## AIM
Images should be left out, and everything else in the listing reproduced exactly.

## THE INPUT

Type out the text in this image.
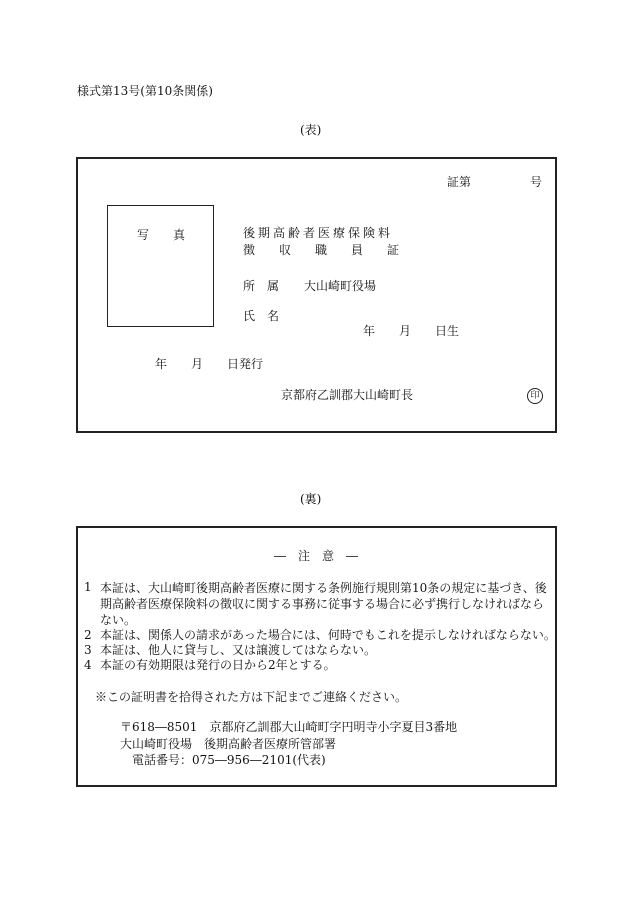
様式第13号(第10条関係)
(表)
証第	号
写　　真	後期高齢者医療保険料
徴　　収　　職　　員　　証
所　属 大山崎町役場
氏　名
年　　月　　日生
年　　月　　日発行
京都府乙訓郡大山崎町長	印
(裏)
―　注　意　―
1 本証は、大山崎町後期高齢者医療に関する条例施行規則第10条の規定に基づき、後期高齢者医療保険料の徴収に関する事務に従事する場合に必ず携行しなければならない。
2 本証は、関係人の請求があった場合には、何時でもこれを提示しなければならない。
3 本証は、他人に貸与し、又は譲渡してはならない。
4 本証の有効期限は発行の日から2年とする。
※この証明書を拾得された方は下記までご連絡ください。
〒618―8501　京都府乙訓郡大山崎町字円明寺小字夏目3番地
大山崎町役場　後期高齢者医療所管部署
電話番号：075―956―2101(代表)
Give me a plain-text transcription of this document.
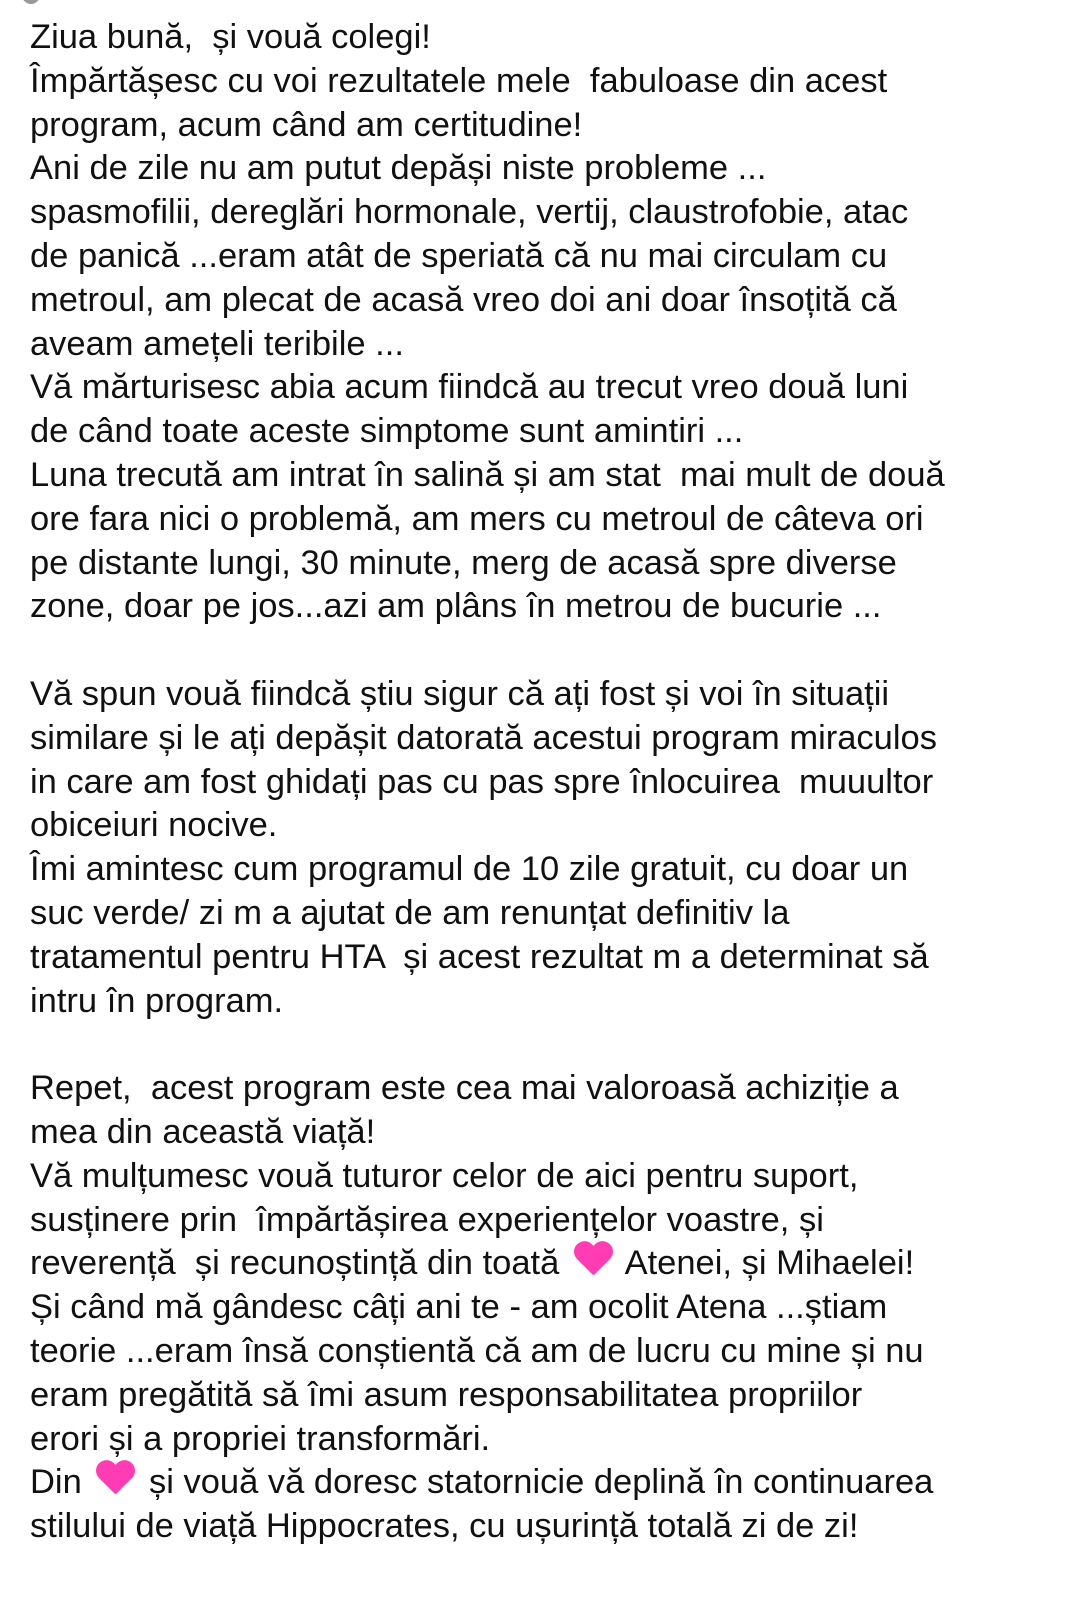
Ziua bună,  și vouă colegi!
Împărtășesc cu voi rezultatele mele  fabuloase din acest
program, acum când am certitudine!
Ani de zile nu am putut depăși niste probleme ...
spasmofilii, dereglări hormonale, vertij, claustrofobie, atac
de panică ...eram atât de speriată că nu mai circulam cu
metroul, am plecat de acasă vreo doi ani doar însoțită că
aveam amețeli teribile ...
Vă mărturisesc abia acum fiindcă au trecut vreo două luni
de când toate aceste simptome sunt amintiri ...
Luna trecută am intrat în salină și am stat  mai mult de două
ore fara nici o problemă, am mers cu metroul de câteva ori
pe distante lungi, 30 minute, merg de acasă spre diverse
zone, doar pe jos...azi am plâns în metrou de bucurie ...
Vă spun vouă fiindcă știu sigur că ați fost și voi în situații
similare și le ați depășit datorată acestui program miraculos
in care am fost ghidați pas cu pas spre înlocuirea  muuultor
obiceiuri nocive.
Îmi amintesc cum programul de 10 zile gratuit, cu doar un
suc verde/ zi m a ajutat de am renunțat definitiv la
tratamentul pentru HTA  și acest rezultat m a determinat să
intru în program.
Repet,  acest program este cea mai valoroasă achiziție a
mea din această viață!
Vă mulțumesc vouă tuturor celor de aici pentru suport,
susținere prin  împărtășirea experiențelor voastre, și
reverență  și recunoștință din toată  Atenei, și Mihaelei!
Și când mă gândesc câți ani te - am ocolit Atena ...știam
teorie ...eram însă conștientă că am de lucru cu mine și nu
eram pregătită să îmi asum responsabilitatea propriilor
erori și a propriei transformări.
Din  și vouă vă doresc statornicie deplină în continuarea
stilului de viață Hippocrates, cu ușurință totală zi de zi!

## TASK RESULT
Type out the text in this image.
様式第13号(第10条関係)
(表)
証第	号
写　　真	後期高齢者医療保険料
徴　　収　　職　　員　　証
所　属 大山崎町役場
氏　名
年　　月　　日生
年　　月　　日発行
京都府乙訓郡大山崎町長	印
(裏)
―　注　意　―
1 本証は、大山崎町後期高齢者医療に関する条例施行規則第10条の規定に基づき、後期高齢者医療保険料の徴収に関する事務に従事する場合に必ず携行しなければならない。
2 本証は、関係人の請求があった場合には、何時でもこれを提示しなければならない。
3 本証は、他人に貸与し、又は譲渡してはならない。
4 本証の有効期限は発行の日から2年とする。
※この証明書を拾得された方は下記までご連絡ください。
〒618―8501　京都府乙訓郡大山崎町字円明寺小字夏目3番地
大山崎町役場　後期高齢者医療所管部署
電話番号：075―956―2101(代表)
Give me a plain-text transcription of this document.
Ziua bună,  și vouă colegi!
Împărtășesc cu voi rezultatele mele  fabuloase din acest
program, acum când am certitudine!
Ani de zile nu am putut depăși niste probleme ...
spasmofilii, dereglări hormonale, vertij, claustrofobie, atac
de panică ...eram atât de speriată că nu mai circulam cu
metroul, am plecat de acasă vreo doi ani doar însoțită că
aveam amețeli teribile ...
Vă mărturisesc abia acum fiindcă au trecut vreo două luni
de când toate aceste simptome sunt amintiri ...
Luna trecută am intrat în salină și am stat  mai mult de două
ore fara nici o problemă, am mers cu metroul de câteva ori
pe distante lungi, 30 minute, merg de acasă spre diverse
zone, doar pe jos...azi am plâns în metrou de bucurie ...
Vă spun vouă fiindcă știu sigur că ați fost și voi în situații
similare și le ați depășit datorată acestui program miraculos
in care am fost ghidați pas cu pas spre înlocuirea  muuultor
obiceiuri nocive.
Îmi amintesc cum programul de 10 zile gratuit, cu doar un
suc verde/ zi m a ajutat de am renunțat definitiv la
tratamentul pentru HTA  și acest rezultat m a determinat să
intru în program.
Repet,  acest program este cea mai valoroasă achiziție a
mea din această viață!
Vă mulțumesc vouă tuturor celor de aici pentru suport,
susținere prin  împărtășirea experiențelor voastre, și
reverență  și recunoștință din toată  Atenei, și Mihaelei!
Și când mă gândesc câți ani te - am ocolit Atena ...știam
teorie ...eram însă conștientă că am de lucru cu mine și nu
eram pregătită să îmi asum responsabilitatea propriilor
erori și a propriei transformări.
Din  și vouă vă doresc statornicie deplină în continuarea
stilului de viață Hippocrates, cu ușurință totală zi de zi!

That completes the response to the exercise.